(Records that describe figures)
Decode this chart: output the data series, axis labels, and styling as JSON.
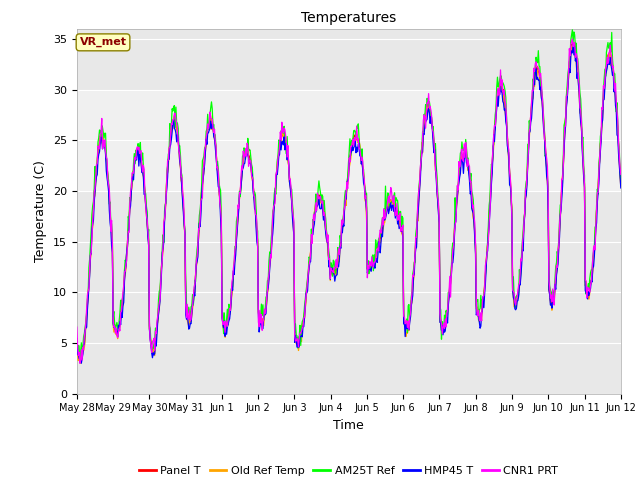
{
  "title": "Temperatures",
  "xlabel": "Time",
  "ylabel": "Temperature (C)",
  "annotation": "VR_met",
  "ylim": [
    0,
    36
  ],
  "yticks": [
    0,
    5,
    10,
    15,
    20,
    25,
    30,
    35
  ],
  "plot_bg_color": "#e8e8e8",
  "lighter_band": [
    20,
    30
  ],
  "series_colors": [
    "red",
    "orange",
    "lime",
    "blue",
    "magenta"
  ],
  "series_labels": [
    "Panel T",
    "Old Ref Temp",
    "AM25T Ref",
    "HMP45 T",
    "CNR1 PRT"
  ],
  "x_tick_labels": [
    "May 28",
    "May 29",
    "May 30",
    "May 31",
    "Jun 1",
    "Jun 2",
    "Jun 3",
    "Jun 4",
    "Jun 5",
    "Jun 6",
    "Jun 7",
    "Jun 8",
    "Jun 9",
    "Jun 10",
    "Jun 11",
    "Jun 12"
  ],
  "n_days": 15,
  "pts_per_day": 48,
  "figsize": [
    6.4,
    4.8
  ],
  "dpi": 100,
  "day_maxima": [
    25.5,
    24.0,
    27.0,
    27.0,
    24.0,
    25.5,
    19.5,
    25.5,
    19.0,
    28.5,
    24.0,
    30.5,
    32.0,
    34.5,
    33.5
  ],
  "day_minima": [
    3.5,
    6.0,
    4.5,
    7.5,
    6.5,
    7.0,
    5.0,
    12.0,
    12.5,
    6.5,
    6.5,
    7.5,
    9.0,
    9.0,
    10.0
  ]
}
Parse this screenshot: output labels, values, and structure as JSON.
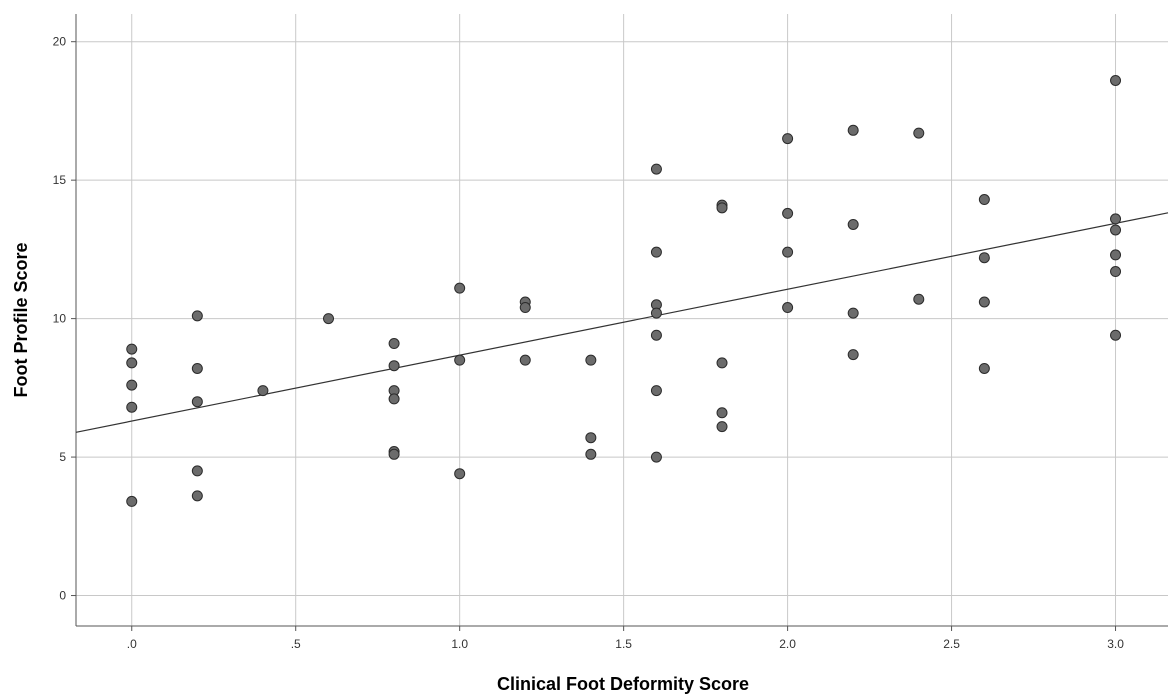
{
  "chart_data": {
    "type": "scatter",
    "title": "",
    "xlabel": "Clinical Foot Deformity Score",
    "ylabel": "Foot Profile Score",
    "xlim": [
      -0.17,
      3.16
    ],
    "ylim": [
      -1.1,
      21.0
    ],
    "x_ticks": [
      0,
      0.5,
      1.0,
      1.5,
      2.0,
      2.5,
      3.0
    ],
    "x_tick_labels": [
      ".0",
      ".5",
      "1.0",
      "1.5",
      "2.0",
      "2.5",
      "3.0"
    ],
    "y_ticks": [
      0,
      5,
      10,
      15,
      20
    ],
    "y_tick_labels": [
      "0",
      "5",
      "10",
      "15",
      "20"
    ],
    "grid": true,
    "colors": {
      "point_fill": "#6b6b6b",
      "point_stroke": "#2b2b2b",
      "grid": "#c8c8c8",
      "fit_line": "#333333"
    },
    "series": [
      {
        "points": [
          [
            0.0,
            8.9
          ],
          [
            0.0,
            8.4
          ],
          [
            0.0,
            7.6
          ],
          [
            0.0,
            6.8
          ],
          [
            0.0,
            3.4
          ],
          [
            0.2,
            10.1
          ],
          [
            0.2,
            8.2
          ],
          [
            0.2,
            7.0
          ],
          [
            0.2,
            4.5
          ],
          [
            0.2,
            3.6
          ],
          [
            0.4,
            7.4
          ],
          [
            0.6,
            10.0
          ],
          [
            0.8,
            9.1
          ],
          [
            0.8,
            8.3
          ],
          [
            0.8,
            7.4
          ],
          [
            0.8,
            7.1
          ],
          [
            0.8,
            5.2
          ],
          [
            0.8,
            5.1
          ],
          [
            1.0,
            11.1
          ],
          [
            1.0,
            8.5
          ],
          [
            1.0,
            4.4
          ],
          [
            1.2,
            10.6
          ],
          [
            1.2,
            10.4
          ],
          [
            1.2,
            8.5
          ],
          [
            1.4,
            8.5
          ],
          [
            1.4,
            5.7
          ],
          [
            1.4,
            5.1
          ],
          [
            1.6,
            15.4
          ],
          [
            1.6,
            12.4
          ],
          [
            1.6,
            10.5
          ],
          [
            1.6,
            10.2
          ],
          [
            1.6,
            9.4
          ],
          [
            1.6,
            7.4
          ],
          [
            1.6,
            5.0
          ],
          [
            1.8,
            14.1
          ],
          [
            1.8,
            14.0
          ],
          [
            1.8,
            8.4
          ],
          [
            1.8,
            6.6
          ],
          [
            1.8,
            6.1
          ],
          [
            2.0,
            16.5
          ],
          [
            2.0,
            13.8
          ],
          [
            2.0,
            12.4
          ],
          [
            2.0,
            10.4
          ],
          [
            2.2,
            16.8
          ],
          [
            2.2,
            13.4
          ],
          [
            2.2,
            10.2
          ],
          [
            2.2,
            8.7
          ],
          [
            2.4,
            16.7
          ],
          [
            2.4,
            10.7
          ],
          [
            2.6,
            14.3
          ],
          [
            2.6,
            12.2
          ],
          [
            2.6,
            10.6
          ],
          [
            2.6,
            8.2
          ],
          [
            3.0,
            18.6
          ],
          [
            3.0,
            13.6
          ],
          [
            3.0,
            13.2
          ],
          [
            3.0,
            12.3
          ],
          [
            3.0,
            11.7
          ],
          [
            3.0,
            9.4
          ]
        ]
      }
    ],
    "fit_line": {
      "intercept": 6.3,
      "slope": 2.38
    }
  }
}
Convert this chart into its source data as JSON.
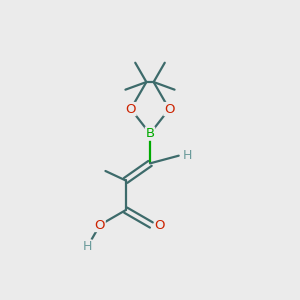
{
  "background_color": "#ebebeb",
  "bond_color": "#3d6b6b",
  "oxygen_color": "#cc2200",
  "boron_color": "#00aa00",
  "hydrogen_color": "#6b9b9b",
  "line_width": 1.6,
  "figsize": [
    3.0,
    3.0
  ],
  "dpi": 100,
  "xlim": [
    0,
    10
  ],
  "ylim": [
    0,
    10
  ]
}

YOUR OBJECTIVE: Write out each line of the data that holds the string "Foot".

SOLUTION FOR THIS TASK:
    "xlabel": "Clinical Foot Deformity Score",
    "ylabel": "Foot Profile Score",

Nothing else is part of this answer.